*** Data shown

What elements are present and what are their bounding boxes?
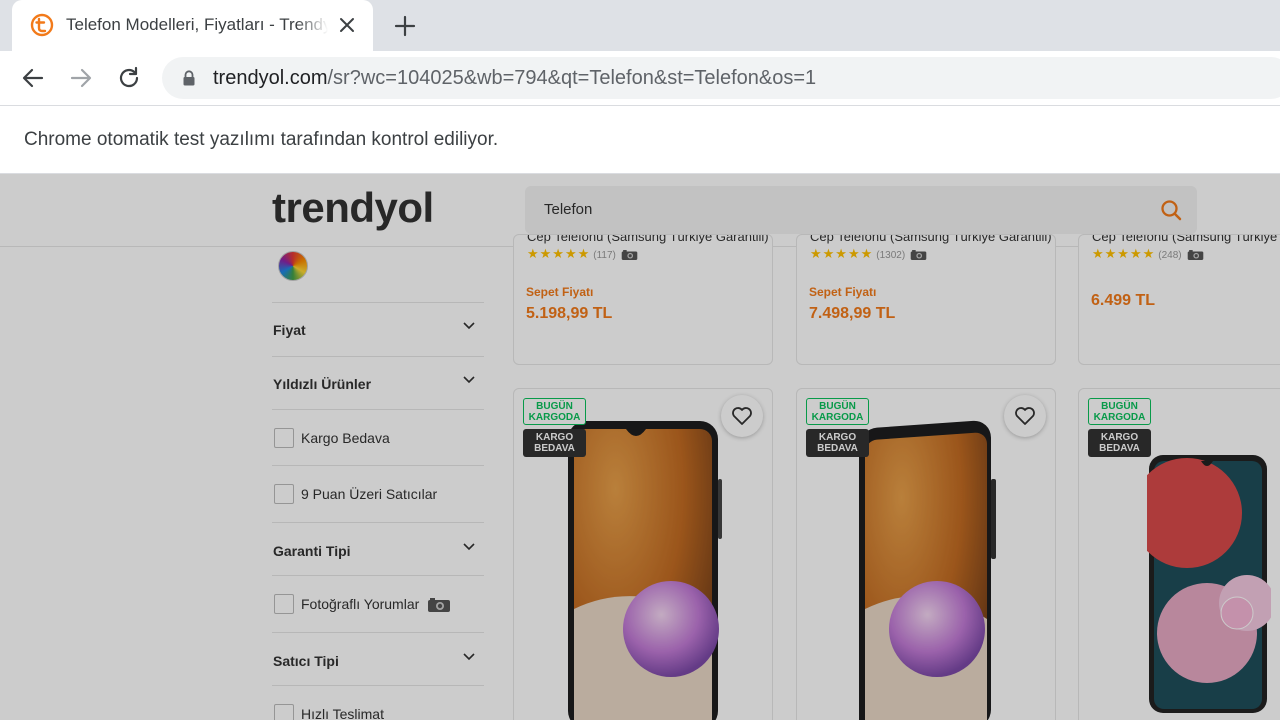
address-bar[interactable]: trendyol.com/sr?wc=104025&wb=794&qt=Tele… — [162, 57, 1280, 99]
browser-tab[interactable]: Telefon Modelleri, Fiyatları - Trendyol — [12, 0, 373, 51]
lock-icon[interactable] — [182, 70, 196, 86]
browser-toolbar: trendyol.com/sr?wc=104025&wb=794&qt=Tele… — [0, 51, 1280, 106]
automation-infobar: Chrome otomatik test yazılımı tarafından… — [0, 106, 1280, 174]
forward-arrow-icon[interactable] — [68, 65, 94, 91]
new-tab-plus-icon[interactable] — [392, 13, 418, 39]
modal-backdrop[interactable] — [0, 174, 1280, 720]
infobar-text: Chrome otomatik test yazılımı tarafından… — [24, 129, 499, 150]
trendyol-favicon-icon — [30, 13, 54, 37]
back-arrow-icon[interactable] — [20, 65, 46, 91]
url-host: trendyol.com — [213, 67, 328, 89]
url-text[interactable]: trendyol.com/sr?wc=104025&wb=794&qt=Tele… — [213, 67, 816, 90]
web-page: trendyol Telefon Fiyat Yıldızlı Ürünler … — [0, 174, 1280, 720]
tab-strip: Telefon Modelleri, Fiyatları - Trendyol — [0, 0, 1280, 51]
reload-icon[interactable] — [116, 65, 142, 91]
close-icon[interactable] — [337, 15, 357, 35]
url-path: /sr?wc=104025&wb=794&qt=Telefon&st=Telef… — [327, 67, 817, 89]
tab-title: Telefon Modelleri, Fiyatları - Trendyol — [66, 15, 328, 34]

******

Swap every "interactable" in the data for "clickable" and rewrite all of it with everything else unchanged. Leave the pictures out of your answer.

What elements are present and what are their bounding boxes?
address-bar[clickable]: trendyol.com/sr?wc=104025&wb=794&qt=Tele… — [162, 57, 1280, 99]
browser-tab[clickable]: Telefon Modelleri, Fiyatları - Trendyol — [12, 0, 373, 51]
lock-icon[clickable] — [182, 70, 196, 86]
browser-toolbar: trendyol.com/sr?wc=104025&wb=794&qt=Tele… — [0, 51, 1280, 106]
automation-infobar: Chrome otomatik test yazılımı tarafından… — [0, 106, 1280, 174]
forward-arrow-icon[clickable] — [68, 65, 94, 91]
new-tab-plus-icon[clickable] — [392, 13, 418, 39]
modal-backdrop[clickable] — [0, 174, 1280, 720]
infobar-text: Chrome otomatik test yazılımı tarafından… — [24, 129, 499, 150]
trendyol-favicon-icon — [30, 13, 54, 37]
back-arrow-icon[clickable] — [20, 65, 46, 91]
url-host: trendyol.com — [213, 67, 328, 89]
url-text[clickable]: trendyol.com/sr?wc=104025&wb=794&qt=Tele… — [213, 67, 816, 90]
web-page: trendyol Telefon Fiyat Yıldızlı Ürünler … — [0, 174, 1280, 720]
tab-strip: Telefon Modelleri, Fiyatları - Trendyol — [0, 0, 1280, 51]
reload-icon[clickable] — [116, 65, 142, 91]
close-icon[clickable] — [337, 15, 357, 35]
url-path: /sr?wc=104025&wb=794&qt=Telefon&st=Telef… — [327, 67, 817, 89]
tab-title: Telefon Modelleri, Fiyatları - Trendyol — [66, 15, 328, 34]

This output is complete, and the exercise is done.